Layout annotation rows =
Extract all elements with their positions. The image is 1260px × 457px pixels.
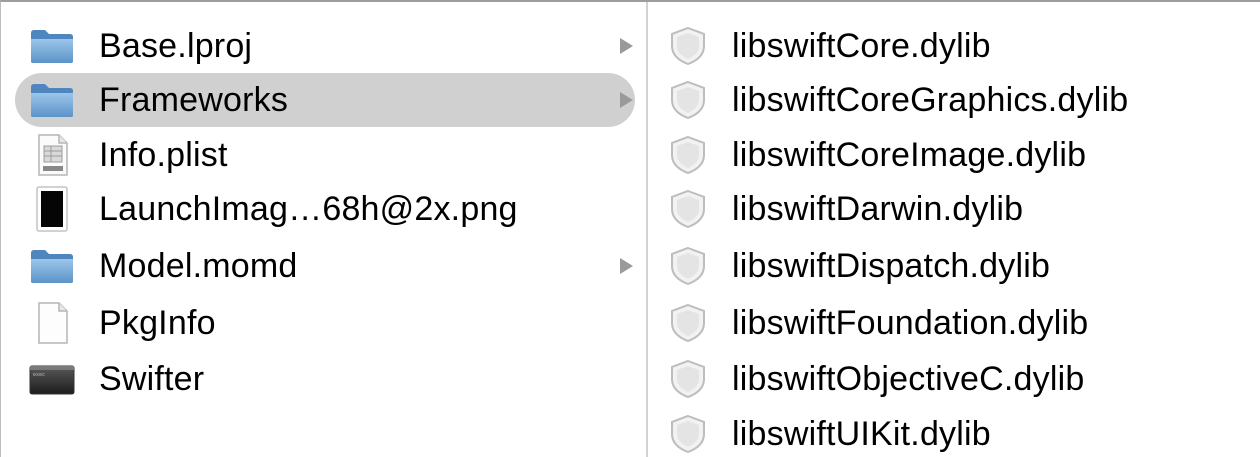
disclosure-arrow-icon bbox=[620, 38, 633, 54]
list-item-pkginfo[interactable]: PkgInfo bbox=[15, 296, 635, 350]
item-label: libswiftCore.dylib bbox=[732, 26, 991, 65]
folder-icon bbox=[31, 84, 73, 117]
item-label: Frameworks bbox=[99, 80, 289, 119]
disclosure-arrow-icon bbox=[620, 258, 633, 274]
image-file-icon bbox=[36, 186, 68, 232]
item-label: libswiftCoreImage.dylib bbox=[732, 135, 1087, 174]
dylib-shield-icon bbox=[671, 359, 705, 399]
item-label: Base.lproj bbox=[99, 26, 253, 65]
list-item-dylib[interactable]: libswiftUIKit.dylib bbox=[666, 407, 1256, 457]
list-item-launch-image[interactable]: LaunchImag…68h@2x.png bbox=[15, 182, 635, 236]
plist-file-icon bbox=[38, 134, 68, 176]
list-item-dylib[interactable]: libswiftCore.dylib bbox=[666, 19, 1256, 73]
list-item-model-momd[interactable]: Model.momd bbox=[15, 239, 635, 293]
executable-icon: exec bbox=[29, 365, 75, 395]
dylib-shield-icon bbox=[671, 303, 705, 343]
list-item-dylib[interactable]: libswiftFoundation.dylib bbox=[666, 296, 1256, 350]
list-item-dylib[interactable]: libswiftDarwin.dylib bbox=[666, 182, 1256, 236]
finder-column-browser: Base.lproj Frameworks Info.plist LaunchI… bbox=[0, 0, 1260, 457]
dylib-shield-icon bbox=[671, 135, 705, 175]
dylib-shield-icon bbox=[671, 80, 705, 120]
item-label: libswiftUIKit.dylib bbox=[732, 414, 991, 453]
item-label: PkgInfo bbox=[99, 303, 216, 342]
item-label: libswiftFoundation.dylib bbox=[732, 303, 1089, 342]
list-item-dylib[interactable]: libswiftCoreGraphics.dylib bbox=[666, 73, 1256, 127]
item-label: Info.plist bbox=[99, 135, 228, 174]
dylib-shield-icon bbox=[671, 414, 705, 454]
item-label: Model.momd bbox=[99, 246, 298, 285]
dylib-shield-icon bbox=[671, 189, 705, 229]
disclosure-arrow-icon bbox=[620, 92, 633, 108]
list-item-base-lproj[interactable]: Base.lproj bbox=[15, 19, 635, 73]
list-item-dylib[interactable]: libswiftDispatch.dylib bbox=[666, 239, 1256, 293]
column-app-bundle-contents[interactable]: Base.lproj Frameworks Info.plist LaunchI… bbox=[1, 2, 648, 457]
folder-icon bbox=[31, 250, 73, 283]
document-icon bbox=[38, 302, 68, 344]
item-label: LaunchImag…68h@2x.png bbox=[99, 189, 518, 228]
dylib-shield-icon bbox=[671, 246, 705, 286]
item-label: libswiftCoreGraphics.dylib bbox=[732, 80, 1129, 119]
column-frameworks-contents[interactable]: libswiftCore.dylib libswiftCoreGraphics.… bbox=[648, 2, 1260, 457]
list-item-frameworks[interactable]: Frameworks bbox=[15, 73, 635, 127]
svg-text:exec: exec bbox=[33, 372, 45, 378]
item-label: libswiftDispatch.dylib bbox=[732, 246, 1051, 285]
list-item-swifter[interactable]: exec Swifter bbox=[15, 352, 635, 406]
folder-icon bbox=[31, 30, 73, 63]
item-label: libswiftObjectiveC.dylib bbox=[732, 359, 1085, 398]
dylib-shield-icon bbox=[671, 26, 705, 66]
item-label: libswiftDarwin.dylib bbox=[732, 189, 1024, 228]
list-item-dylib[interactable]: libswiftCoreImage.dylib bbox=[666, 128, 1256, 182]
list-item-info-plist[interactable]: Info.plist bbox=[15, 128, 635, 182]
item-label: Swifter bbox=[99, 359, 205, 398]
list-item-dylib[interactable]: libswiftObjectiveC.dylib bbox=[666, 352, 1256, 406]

WRITTEN INSTRUCTION =
Turn all the rows above into a numbered list with one line per item, skipping blank lines. Leave the pictures out.

REPLY TO THE EXERCISE =
1. Extract all elements with their positions. The image is 1260px × 457px pixels.
2. disclosure-arrow-icon bbox=[620, 38, 633, 54]
3. list-item-pkginfo[interactable]: PkgInfo bbox=[15, 296, 635, 350]
4. item-label: libswiftCore.dylib bbox=[732, 26, 991, 65]
5. folder-icon bbox=[31, 84, 73, 117]
6. item-label: Frameworks bbox=[99, 80, 289, 119]
7. disclosure-arrow-icon bbox=[620, 258, 633, 274]
8. image-file-icon bbox=[36, 186, 68, 232]
9. item-label: libswiftCoreImage.dylib bbox=[732, 135, 1087, 174]
10. dylib-shield-icon bbox=[671, 359, 705, 399]
11. item-label: Base.lproj bbox=[99, 26, 253, 65]
12. list-item-dylib[interactable]: libswiftUIKit.dylib bbox=[666, 407, 1256, 457]
13. list-item-launch-image[interactable]: LaunchImag…68h@2x.png bbox=[15, 182, 635, 236]
14. plist-file-icon bbox=[38, 134, 68, 176]
15. list-item-dylib[interactable]: libswiftCore.dylib bbox=[666, 19, 1256, 73]
16. list-item-model-momd[interactable]: Model.momd bbox=[15, 239, 635, 293]
17. executable-icon: exec bbox=[29, 365, 75, 395]
18. dylib-shield-icon bbox=[671, 303, 705, 343]
19. list-item-dylib[interactable]: libswiftFoundation.dylib bbox=[666, 296, 1256, 350]
20. list-item-dylib[interactable]: libswiftDarwin.dylib bbox=[666, 182, 1256, 236]
21. finder-column-browser: Base.lproj Frameworks Info.plist LaunchI… bbox=[0, 0, 1260, 457]
22. dylib-shield-icon bbox=[671, 135, 705, 175]
23. dylib-shield-icon bbox=[671, 80, 705, 120]
24. item-label: libswiftUIKit.dylib bbox=[732, 414, 991, 453]
25. item-label: PkgInfo bbox=[99, 303, 216, 342]
26. item-label: libswiftFoundation.dylib bbox=[732, 303, 1089, 342]
27. list-item-dylib[interactable]: libswiftCoreGraphics.dylib bbox=[666, 73, 1256, 127]
28. item-label: Info.plist bbox=[99, 135, 228, 174]
29. dylib-shield-icon bbox=[671, 414, 705, 454]
30. item-label: Model.momd bbox=[99, 246, 298, 285]
31. dylib-shield-icon bbox=[671, 189, 705, 229]
32. disclosure-arrow-icon bbox=[620, 92, 633, 108]
33. list-item-base-lproj[interactable]: Base.lproj bbox=[15, 19, 635, 73]
34. list-item-dylib[interactable]: libswiftDispatch.dylib bbox=[666, 239, 1256, 293]
35. column-app-bundle-contents[interactable]: Base.lproj Frameworks Info.plist LaunchI… bbox=[1, 2, 648, 457]
36. folder-icon bbox=[31, 250, 73, 283]
37. document-icon bbox=[38, 302, 68, 344]
38. item-label: LaunchImag…68h@2x.png bbox=[99, 189, 518, 228]
39. dylib-shield-icon bbox=[671, 246, 705, 286]
40. item-label: libswiftCoreGraphics.dylib bbox=[732, 80, 1129, 119]
41. column-frameworks-contents[interactable]: libswiftCore.dylib libswiftCoreGraphics.… bbox=[648, 2, 1260, 457]
42. list-item-frameworks[interactable]: Frameworks bbox=[15, 73, 635, 127]
43. svg-text:exec: exec bbox=[33, 372, 45, 378]
44. item-label: libswiftDispatch.dylib bbox=[732, 246, 1051, 285]
45. list-item-swifter[interactable]: exec Swifter bbox=[15, 352, 635, 406]
46. folder-icon bbox=[31, 30, 73, 63]
47. item-label: libswiftObjectiveC.dylib bbox=[732, 359, 1085, 398]
48. dylib-shield-icon bbox=[671, 26, 705, 66]
49. item-label: libswiftDarwin.dylib bbox=[732, 189, 1024, 228]
50. list-item-dylib[interactable]: libswiftCoreImage.dylib bbox=[666, 128, 1256, 182]
51. list-item-info-plist[interactable]: Info.plist bbox=[15, 128, 635, 182]
52. item-label: Swifter bbox=[99, 359, 205, 398]
53. list-item-dylib[interactable]: libswiftObjectiveC.dylib bbox=[666, 352, 1256, 406]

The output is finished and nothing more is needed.